• DOCUMENT TEXT:
↓

The ordinance in question does not in any respect comply with the provisions of the sections of the General Code mentioned, and is not in any way an exercise of the power vested in municipalities by such sections, and consequently the authority of the municipality in *183 the case at bar to adopt such ordinance is based on the provisions of Section 3 of Article XVIII of the Constitution, above referred to, which reads as follows:

"Municipalities shall have authority to exercise all powers of local self-government and to adopt and enforce within their limits such local police, sanitary and other similar regulations, as are not in conflict with general laws."

In the case of Wondrak v. Kelley, 129 Ohio St. 268,195 N.E. 65, it was held:

"If it is clear that police regulations adopted by municipal councils are arbitrary or unreasonable and have no substantial relation to the public health, morals, safety or public welfare, it becomes the duty of the court to declare such regulations to be invalid."

In 3 McQuillen on Municipal Corporations (2 Ed.), 326, the author, in commenting upon zoning regulations similar to those incorporated in ordinance number 392, says:

"On examination and study of this subject it is often found that certain cities endeavor to apply specific regulations to parts of their territory leaving other parts without such regulations. In such cases disapproval of the courts may result, because the fundamental principle applicable is that all property situated substantially similarly should in the view of the law be treated alike. * * *

"Zoning regulations, like the exercise of the police power in all respects, and, indeed, all action by the city under a general grant of power, must be reasonable, which means that no discriminations are permitted; all must be afforded equal protection of the law; and any classification adopted as a ground for different regulations must rest upon reason, and the classification must treat all whose property is in the same, or substantially the same, condition alike, to the end that all will be accorded due process of law and equal protection *184 of the laws as the Constitution requires. If the regulations are the same throughout the city no constitutional objection can be interposed, provided they are reasonable and within the range of the police power, but when they vary in different parts of the municipal area, they may or may not be constitutional. This will depend upon the facts of each particular case.

↑

• SUPPLIED INFORMATION:
↓

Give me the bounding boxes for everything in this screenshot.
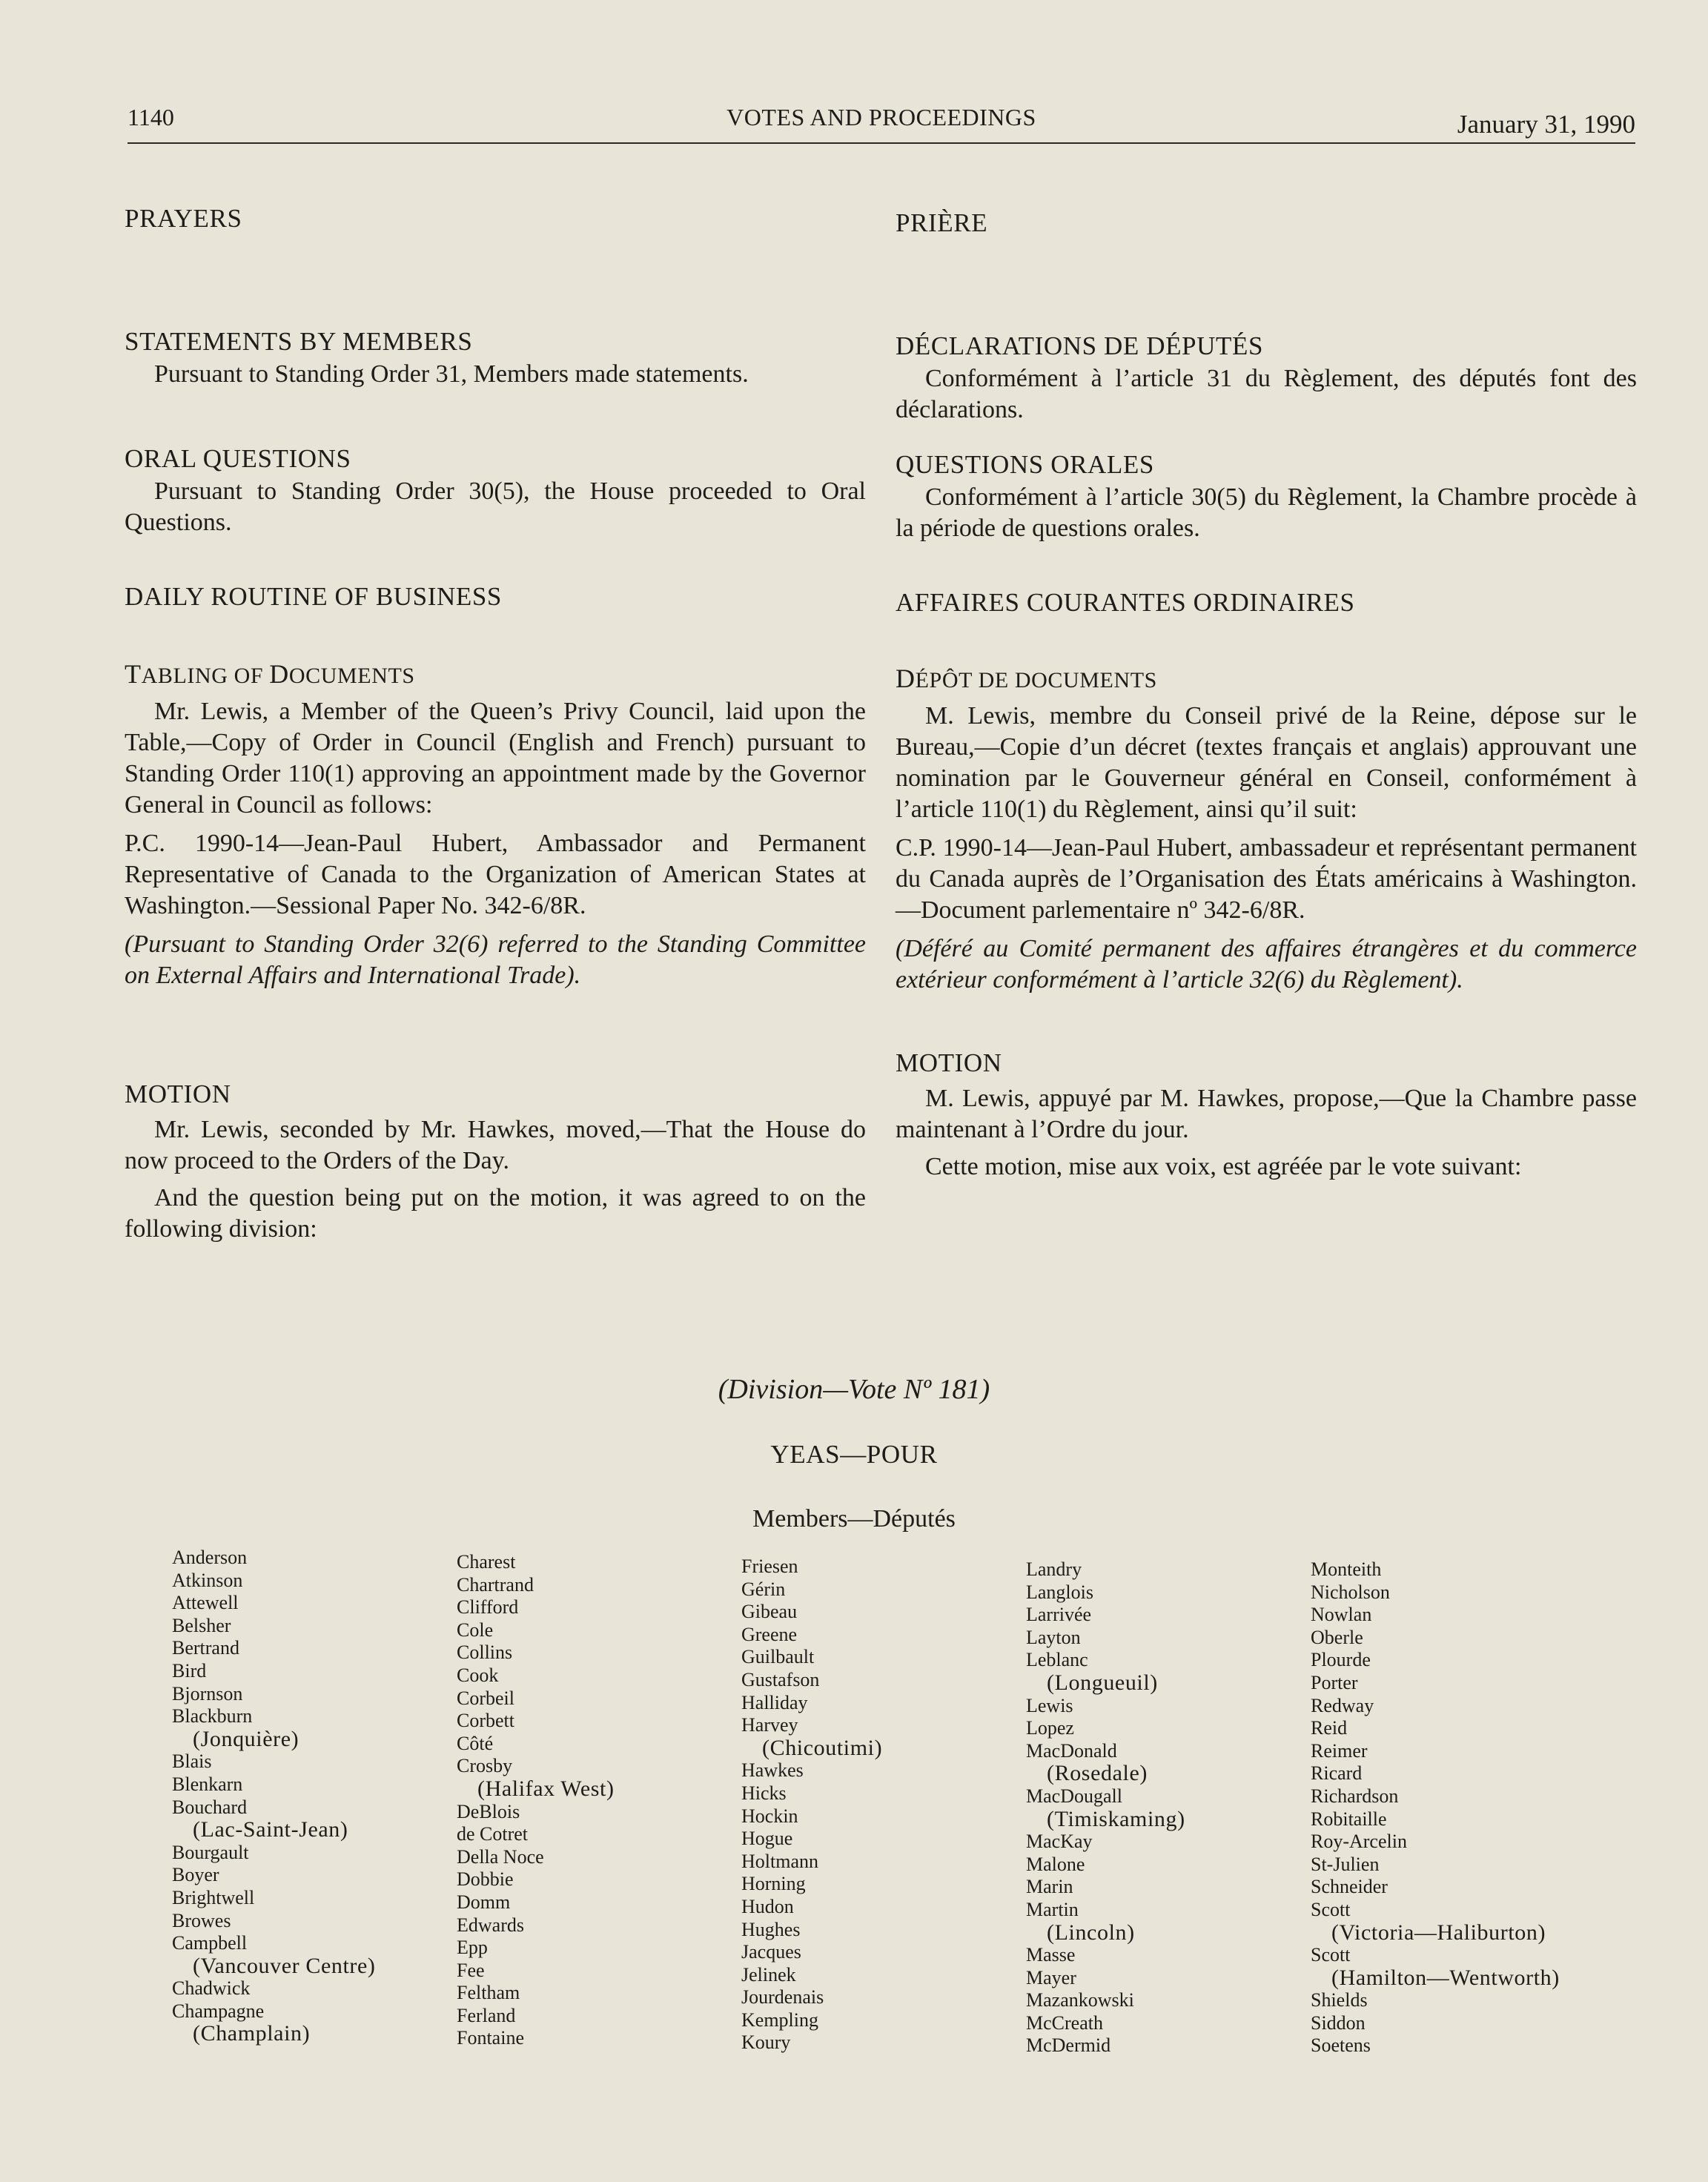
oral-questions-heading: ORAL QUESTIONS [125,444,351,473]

↑

• SHORT TASK:
Pick up the court opinion on the municipal zoning ordinance after its final sentence and continue it.

• RESPONSE BELOW:
"While as expressly authorized by many of these laws, conferring in terms the power to zone, the regulations in one or more districts may differ from those of other districts, nevertheless uniformity in this respect for each class of buildings throughout each district is required. Unreasonable discriminations are thus sought to be avoided, or, indeed, it may be said they are plainly forbidden by implication. In utilizing such permissive legislation the local authorities are thus reminded to recognize in their ordinances and the practical administration of the regulations, restrictions or prohibitions which they deem necessary to impose, the distinction established by the law between trades and industries considered dangerous, unwholesome or offensive and those which are not so, and by so doing, keep within the law and refrain from invasion of property rights. To illustrate, if the regulations, restrictions or prohibitions as to the location of buildings should be confined to those designed for specific uses, whether such uses are offensive or may become so, or otherwise; if all trades and industries are included, and no separation is made of those which are offensive or public nuisances, or which, by reason of conditions, may become so, from those which are innocuous, entirely legitimate and wholly inoffensive; in short, if any trade or industry, whatever its nature, may be excluded from any established district, or be subjected to special regulations, it is needless to say that the method would not be upheld by the courts. *185

"The reasonable classification of zoning districts, therefore, is the first step."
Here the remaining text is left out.